-- Exercise directions --
Pick out the lines containing "eyelet".

+++++

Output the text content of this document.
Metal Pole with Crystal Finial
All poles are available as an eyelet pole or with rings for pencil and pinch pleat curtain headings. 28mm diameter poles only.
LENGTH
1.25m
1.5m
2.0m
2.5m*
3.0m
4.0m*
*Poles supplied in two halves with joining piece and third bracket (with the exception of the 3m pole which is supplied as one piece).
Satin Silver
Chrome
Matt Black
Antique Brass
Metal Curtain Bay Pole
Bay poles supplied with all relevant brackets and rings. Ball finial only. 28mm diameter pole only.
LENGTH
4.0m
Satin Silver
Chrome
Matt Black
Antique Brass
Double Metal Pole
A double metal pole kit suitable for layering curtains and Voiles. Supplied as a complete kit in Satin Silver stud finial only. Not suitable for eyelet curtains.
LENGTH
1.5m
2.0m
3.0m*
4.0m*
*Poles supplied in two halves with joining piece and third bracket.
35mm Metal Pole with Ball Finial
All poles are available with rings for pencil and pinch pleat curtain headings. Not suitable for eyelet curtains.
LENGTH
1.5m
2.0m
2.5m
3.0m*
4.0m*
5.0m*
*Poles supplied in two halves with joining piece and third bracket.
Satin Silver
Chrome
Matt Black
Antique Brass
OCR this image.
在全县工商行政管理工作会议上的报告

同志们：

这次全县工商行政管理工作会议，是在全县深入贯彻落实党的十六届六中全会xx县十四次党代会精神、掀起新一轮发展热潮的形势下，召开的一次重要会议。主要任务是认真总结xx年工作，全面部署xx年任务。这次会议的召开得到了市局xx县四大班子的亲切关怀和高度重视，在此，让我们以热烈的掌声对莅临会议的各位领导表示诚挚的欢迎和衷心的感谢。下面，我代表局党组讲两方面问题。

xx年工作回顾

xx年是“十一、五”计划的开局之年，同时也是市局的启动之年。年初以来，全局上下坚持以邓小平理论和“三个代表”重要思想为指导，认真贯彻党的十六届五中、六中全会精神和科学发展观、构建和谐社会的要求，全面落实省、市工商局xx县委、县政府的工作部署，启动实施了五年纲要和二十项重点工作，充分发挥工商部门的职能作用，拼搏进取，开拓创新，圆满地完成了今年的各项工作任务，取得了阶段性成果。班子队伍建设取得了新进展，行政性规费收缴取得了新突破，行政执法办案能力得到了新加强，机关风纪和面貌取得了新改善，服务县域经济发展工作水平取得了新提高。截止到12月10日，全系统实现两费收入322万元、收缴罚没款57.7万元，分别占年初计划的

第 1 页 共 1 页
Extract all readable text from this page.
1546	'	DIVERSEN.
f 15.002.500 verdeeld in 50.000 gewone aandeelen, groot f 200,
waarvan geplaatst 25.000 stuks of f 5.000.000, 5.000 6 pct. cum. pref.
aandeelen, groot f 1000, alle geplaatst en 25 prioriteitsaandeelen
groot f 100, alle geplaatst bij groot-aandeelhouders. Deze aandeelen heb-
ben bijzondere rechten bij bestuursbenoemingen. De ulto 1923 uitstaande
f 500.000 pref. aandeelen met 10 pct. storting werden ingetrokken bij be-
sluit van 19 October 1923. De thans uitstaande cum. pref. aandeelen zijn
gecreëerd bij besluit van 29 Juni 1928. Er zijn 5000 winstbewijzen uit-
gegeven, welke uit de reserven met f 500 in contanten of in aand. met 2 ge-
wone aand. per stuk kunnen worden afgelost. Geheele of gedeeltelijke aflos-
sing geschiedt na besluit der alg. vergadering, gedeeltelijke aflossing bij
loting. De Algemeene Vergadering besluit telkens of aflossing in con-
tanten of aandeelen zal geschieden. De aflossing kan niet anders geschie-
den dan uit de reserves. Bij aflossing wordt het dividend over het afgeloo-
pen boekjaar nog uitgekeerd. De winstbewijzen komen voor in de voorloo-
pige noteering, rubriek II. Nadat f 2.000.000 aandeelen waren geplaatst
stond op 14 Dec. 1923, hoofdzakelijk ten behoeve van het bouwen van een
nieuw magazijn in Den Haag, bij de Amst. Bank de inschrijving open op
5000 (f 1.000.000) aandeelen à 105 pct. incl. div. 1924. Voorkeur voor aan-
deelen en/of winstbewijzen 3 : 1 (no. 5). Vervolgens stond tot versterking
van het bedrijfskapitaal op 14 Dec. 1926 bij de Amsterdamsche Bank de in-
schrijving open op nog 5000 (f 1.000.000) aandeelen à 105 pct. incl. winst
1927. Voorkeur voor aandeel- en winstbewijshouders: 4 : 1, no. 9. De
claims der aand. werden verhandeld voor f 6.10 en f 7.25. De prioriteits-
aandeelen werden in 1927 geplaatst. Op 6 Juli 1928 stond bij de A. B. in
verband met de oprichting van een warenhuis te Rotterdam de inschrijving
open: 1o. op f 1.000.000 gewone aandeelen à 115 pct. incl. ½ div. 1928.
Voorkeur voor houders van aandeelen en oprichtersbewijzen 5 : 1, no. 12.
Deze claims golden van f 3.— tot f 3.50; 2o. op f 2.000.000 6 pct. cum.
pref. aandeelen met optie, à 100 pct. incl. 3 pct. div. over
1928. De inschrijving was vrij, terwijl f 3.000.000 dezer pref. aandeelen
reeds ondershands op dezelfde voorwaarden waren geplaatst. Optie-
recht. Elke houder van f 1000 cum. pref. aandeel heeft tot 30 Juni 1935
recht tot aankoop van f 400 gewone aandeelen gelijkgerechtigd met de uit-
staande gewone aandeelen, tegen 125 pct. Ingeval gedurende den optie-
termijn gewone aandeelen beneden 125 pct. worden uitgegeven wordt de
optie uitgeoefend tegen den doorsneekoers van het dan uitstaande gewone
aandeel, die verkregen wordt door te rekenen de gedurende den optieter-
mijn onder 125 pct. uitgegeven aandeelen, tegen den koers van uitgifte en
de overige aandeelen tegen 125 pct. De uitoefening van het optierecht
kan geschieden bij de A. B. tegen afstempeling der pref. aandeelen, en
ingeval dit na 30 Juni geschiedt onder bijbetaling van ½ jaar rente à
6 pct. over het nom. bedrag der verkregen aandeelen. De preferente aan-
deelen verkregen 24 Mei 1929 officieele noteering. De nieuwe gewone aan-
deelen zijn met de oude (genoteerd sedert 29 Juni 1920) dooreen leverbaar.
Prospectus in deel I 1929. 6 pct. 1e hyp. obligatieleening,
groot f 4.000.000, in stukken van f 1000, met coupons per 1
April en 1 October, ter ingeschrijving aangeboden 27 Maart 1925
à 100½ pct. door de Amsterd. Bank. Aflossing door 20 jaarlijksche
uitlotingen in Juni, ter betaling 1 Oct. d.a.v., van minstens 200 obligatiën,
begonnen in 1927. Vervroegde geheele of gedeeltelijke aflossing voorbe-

+++++

-- Exercise answer --
All poles are available as an eyelet pole or with rings for pencil and pinch pleat curtain headings. 28mm diameter poles only.
A double metal pole kit suitable for layering curtains and Voiles. Supplied as a complete kit in Satin Silver stud finial only. Not suitable for eyelet curtains.
All poles are available with rings for pencil and pinch pleat curtain headings. Not suitable for eyelet curtains.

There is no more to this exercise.